◆ TASK TO CARRY OUT ◆
Copy out the data exactly, leaving the pictures behind.

────────────────────────────────────────

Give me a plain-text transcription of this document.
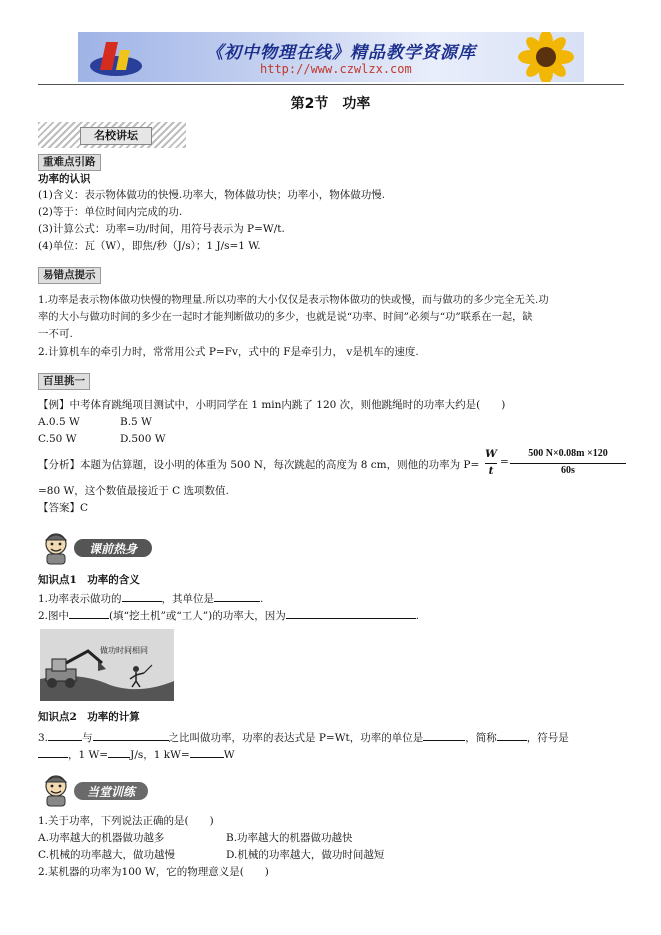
《初中物理在线》精品教学资源库
http://www.czwlzx.com
第2节　功率
名校讲坛
重难点引路
功率的认识
(1)含义：表示物体做功的快慢.功率大，物体做功快；功率小，物体做功慢.
(2)等于：单位时间内完成的功.
(3)计算公式：功率=功/时间，用符号表示为 P=W/t.
(4)单位：瓦（W），即焦/秒（J/s）；1 J/s=1 W.
易错点提示
1.功率是表示物体做功快慢的物理量.所以功率的大小仅仅是表示物体做功的快或慢，而与做功的多少完全无关.功
率的大小与做功时间的多少在一起时才能判断做功的多少，也就是说“功率、时间”必须与“功”联系在一起，缺
一不可.
2.计算机车的牵引力时，常常用公式 P=Fv，式中的 F是牵引力， v是机车的速度.
百里挑一
【例】中考体育跳绳项目测试中，小明同学在 1 min内跳了 120 次，则他跳绳时的功率大约是(　　)
A.0.5 W	B.5 W
C.50 W	D.500 W
【分析】本题为估算题，设小明的体重为 500 N，每次跳起的高度为 8 cm，则他的功率为 P=
W
t
=
500 N×0.08m ×120
60s
=80 W，这个数值最接近于 C 选项数值.
【答案】C
课前热身
知识点1　功率的含义
1.功率表示做功的	，其单位是	.
2.图中	(填“挖土机”或“工人”)的功率大，因为	.
做功时间相同
知识点2　功率的计算
3.	与	之比叫做功率，功率的表达式是 P=Wt，功率的单位是	，简称	，符号是
，1 W= J/s，1 kW=	W
当堂训练
1.关于功率，下列说法正确的是(　　)
A.功率越大的机器做功越多	B.功率越大的机器做功越快
C.机械的功率越大，做功越慢	D.机械的功率越大，做功时间越短
2.某机器的功率为100 W，它的物理意义是(　　)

────────────────────────────────────────

◆ RESULT OF THE EXERCISE ◆
Give me a plain-text transcription of this document.
《初中物理在线》精品教学资源库
http://www.czwlzx.com
第2节　功率
名校讲坛
重难点引路
功率的认识
(1)含义：表示物体做功的快慢.功率大，物体做功快；功率小，物体做功慢.
(2)等于：单位时间内完成的功.
(3)计算公式：功率=功/时间，用符号表示为 P=W/t.
(4)单位：瓦（W），即焦/秒（J/s）；1 J/s=1 W.
易错点提示
1.功率是表示物体做功快慢的物理量.所以功率的大小仅仅是表示物体做功的快或慢，而与做功的多少完全无关.功
率的大小与做功时间的多少在一起时才能判断做功的多少，也就是说“功率、时间”必须与“功”联系在一起，缺
一不可.
2.计算机车的牵引力时，常常用公式 P=Fv，式中的 F是牵引力， v是机车的速度.
百里挑一
【例】中考体育跳绳项目测试中，小明同学在 1 min内跳了 120 次，则他跳绳时的功率大约是(　　)
A.0.5 W	B.5 W
C.50 W	D.500 W
【分析】本题为估算题，设小明的体重为 500 N，每次跳起的高度为 8 cm，则他的功率为 P=
W
t
=
500 N×0.08m ×120
60s
=80 W，这个数值最接近于 C 选项数值.
【答案】C
课前热身
知识点1　功率的含义
1.功率表示做功的	，其单位是	.
2.图中	(填“挖土机”或“工人”)的功率大，因为	.
做功时间相同
知识点2　功率的计算
3.	与	之比叫做功率，功率的表达式是 P=Wt，功率的单位是	，简称	，符号是
，1 W= J/s，1 kW=	W
当堂训练
1.关于功率，下列说法正确的是(　　)
A.功率越大的机器做功越多	B.功率越大的机器做功越快
C.机械的功率越大，做功越慢	D.机械的功率越大，做功时间越短
2.某机器的功率为100 W，它的物理意义是(　　)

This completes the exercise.